WRITTEN REQUEST
Here are some entries; quote each one exactly.

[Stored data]

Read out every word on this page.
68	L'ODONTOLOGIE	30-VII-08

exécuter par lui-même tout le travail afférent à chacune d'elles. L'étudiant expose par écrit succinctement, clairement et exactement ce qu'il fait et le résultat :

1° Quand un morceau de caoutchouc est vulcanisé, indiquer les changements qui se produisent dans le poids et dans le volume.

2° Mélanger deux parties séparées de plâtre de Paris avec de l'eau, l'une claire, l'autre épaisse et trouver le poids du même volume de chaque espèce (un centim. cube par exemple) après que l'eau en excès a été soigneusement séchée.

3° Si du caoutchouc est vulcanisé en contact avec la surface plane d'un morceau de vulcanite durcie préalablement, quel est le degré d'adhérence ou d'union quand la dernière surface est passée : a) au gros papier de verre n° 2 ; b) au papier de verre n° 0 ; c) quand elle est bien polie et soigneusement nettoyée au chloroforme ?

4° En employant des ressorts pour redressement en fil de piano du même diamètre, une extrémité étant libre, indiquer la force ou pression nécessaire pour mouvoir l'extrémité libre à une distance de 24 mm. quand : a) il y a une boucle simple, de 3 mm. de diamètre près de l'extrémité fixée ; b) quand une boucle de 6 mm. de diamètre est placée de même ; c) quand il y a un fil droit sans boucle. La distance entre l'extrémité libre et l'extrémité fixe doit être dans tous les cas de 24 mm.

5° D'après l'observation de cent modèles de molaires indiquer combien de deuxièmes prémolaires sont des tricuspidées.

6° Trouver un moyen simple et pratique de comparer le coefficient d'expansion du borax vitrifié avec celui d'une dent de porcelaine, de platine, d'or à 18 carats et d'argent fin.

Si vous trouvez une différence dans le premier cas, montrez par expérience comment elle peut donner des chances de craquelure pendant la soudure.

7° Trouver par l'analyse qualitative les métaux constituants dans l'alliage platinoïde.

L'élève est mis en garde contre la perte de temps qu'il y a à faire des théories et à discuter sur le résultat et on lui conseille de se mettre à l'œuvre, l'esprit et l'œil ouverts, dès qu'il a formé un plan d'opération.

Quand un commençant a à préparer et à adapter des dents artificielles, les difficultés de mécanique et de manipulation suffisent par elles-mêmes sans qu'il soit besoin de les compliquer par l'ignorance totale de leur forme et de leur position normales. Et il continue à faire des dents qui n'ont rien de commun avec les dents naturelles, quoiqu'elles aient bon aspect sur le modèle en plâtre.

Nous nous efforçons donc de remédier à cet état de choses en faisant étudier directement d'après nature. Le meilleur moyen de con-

ANSWER TO THE TASK
Read out every word on this page.
68	L'ODONTOLOGIE	30-VII-08

exécuter par lui-même tout le travail afférent à chacune d'elles. L'étudiant expose par écrit succinctement, clairement et exactement ce qu'il fait et le résultat :

1° Quand un morceau de caoutchouc est vulcanisé, indiquer les changements qui se produisent dans le poids et dans le volume.

2° Mélanger deux parties séparées de plâtre de Paris avec de l'eau, l'une claire, l'autre épaisse et trouver le poids du même volume de chaque espèce (un centim. cube par exemple) après que l'eau en excès a été soigneusement séchée.

3° Si du caoutchouc est vulcanisé en contact avec la surface plane d'un morceau de vulcanite durcie préalablement, quel est le degré d'adhérence ou d'union quand la dernière surface est passée : a) au gros papier de verre n° 2 ; b) au papier de verre n° 0 ; c) quand elle est bien polie et soigneusement nettoyée au chloroforme ?

4° En employant des ressorts pour redressement en fil de piano du même diamètre, une extrémité étant libre, indiquer la force ou pression nécessaire pour mouvoir l'extrémité libre à une distance de 24 mm. quand : a) il y a une boucle simple, de 3 mm. de diamètre près de l'extrémité fixée ; b) quand une boucle de 6 mm. de diamètre est placée de même ; c) quand il y a un fil droit sans boucle. La distance entre l'extrémité libre et l'extrémité fixe doit être dans tous les cas de 24 mm.

5° D'après l'observation de cent modèles de molaires indiquer combien de deuxièmes prémolaires sont des tricuspidées.

6° Trouver un moyen simple et pratique de comparer le coefficient d'expansion du borax vitrifié avec celui d'une dent de porcelaine, de platine, d'or à 18 carats et d'argent fin.

Si vous trouvez une différence dans le premier cas, montrez par expérience comment elle peut donner des chances de craquelure pendant la soudure.

7° Trouver par l'analyse qualitative les métaux constituants dans l'alliage platinoïde.

L'élève est mis en garde contre la perte de temps qu'il y a à faire des théories et à discuter sur le résultat et on lui conseille de se mettre à l'œuvre, l'esprit et l'œil ouverts, dès qu'il a formé un plan d'opération.

Quand un commençant a à préparer et à adapter des dents artificielles, les difficultés de mécanique et de manipulation suffisent par elles-mêmes sans qu'il soit besoin de les compliquer par l'ignorance totale de leur forme et de leur position normales. Et il continue à faire des dents qui n'ont rien de commun avec les dents naturelles, quoiqu'elles aient bon aspect sur le modèle en plâtre.

Nous nous efforçons donc de remédier à cet état de choses en faisant étudier directement d'après nature. Le meilleur moyen de con-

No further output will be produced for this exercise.